Collected data entries:
-*-
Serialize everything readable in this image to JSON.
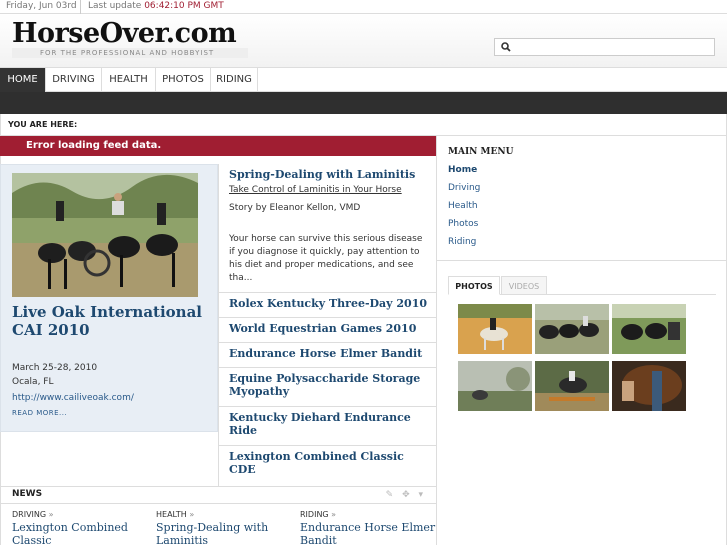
{
  "topbar": {
    "date": "Friday, Jun 03rd",
    "update_label": "Last update",
    "update_time": "06:42:10 PM GMT"
  },
  "header": {
    "logo": "HorseOver.com",
    "tagline": "FOR THE PROFESSIONAL AND HOBBYIST",
    "search_placeholder": ""
  },
  "nav": {
    "items": [
      {
        "label": "HOME"
      },
      {
        "label": "DRIVING"
      },
      {
        "label": "HEALTH"
      },
      {
        "label": "PHOTOS"
      },
      {
        "label": "RIDING"
      }
    ],
    "active_index": 0
  },
  "breadcrumb": {
    "label": "YOU ARE HERE:"
  },
  "feed_error": "Error loading feed data.",
  "event": {
    "title": "Live Oak International CAI 2010",
    "dates": "March 25-28, 2010",
    "location": "Ocala, FL",
    "url": "http://www.cailiveoak.com/",
    "more": "READ MORE..."
  },
  "featured": {
    "title": "Spring-Dealing with Laminitis",
    "subtitle": "Take Control of Laminitis in Your Horse",
    "byline": "Story by Eleanor Kellon, VMD",
    "body": "Your horse can survive this serious disease if you diagnose it quickly, pay attention to his diet and proper medications, and see tha..."
  },
  "middle_links": [
    "Rolex Kentucky Three-Day 2010",
    "World Equestrian Games 2010",
    "Endurance Horse Elmer Bandit",
    "Equine Polysaccharide Storage Myopathy",
    "Kentucky Diehard Endurance Ride",
    "Lexington Combined Classic CDE"
  ],
  "news": {
    "label": "NEWS",
    "columns": [
      {
        "category": "DRIVING",
        "arrow": "»",
        "title": "Lexington Combined Classic"
      },
      {
        "category": "HEALTH",
        "arrow": "»",
        "title": "Spring-Dealing with Laminitis"
      },
      {
        "category": "RIDING",
        "arrow": "»",
        "title": "Endurance Horse Elmer Bandit"
      }
    ]
  },
  "main_menu": {
    "title": "MAIN MENU",
    "items": [
      "Home",
      "Driving",
      "Health",
      "Photos",
      "Riding"
    ]
  },
  "media_tabs": {
    "photos": "PHOTOS",
    "videos": "VIDEOS"
  },
  "colors": {
    "accent_red": "#a01e32",
    "link_blue": "#1e4970",
    "dark_bar": "#2f2f2f"
  }
}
-*-
- **Prompt**:
Identify each line of the material where the word "Your" shows up, and copy it.

- **Exercise solution**:
    "subtitle": "Take Control of Laminitis in Your Horse",
    "body": "Your horse can survive this serious disease if you diagnose it quickly, pay attention to his diet and proper medications, and see tha..."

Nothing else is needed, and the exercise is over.